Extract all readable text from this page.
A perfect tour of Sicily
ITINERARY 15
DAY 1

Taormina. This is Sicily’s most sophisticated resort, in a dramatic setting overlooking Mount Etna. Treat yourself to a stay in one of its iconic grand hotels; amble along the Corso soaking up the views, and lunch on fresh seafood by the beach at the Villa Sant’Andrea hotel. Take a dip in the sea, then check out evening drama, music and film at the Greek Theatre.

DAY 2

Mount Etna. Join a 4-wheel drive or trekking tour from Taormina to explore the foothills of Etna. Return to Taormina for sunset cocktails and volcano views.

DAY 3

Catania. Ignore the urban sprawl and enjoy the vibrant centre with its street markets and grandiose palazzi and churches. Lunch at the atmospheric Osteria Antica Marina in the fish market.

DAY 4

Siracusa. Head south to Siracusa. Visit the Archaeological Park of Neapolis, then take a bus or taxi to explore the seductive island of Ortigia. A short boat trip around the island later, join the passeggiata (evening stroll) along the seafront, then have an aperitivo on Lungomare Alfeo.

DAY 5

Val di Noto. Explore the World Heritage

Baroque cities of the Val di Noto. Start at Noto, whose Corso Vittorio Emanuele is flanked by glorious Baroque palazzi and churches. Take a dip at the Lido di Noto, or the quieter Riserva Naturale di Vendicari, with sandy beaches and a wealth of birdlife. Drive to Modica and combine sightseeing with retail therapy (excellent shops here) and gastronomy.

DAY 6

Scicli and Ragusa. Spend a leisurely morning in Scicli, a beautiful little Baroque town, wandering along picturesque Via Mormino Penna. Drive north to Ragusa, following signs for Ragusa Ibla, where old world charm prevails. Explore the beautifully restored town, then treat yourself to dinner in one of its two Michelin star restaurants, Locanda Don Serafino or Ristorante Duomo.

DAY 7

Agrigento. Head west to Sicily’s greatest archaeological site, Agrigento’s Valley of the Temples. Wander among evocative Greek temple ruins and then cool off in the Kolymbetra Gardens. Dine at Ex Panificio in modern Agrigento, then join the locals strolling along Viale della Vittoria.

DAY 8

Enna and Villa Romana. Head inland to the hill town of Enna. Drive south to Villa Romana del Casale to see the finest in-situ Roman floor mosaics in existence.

| Challenge |
From the entries above, copy every line containing the word "Noto".

| Answer to the task |
Val di Noto. Explore the World Heritage
Baroque cities of the Val di Noto. Start at Noto, whose Corso Vittorio Emanuele is flanked by glorious Baroque palazzi and churches. Take a dip at the Lido di Noto, or the quieter Riserva Naturale di Vendicari, with sandy beaches and a wealth of birdlife. Drive to Modica and combine sightseeing with retail therapy (excellent shops here) and gastronomy.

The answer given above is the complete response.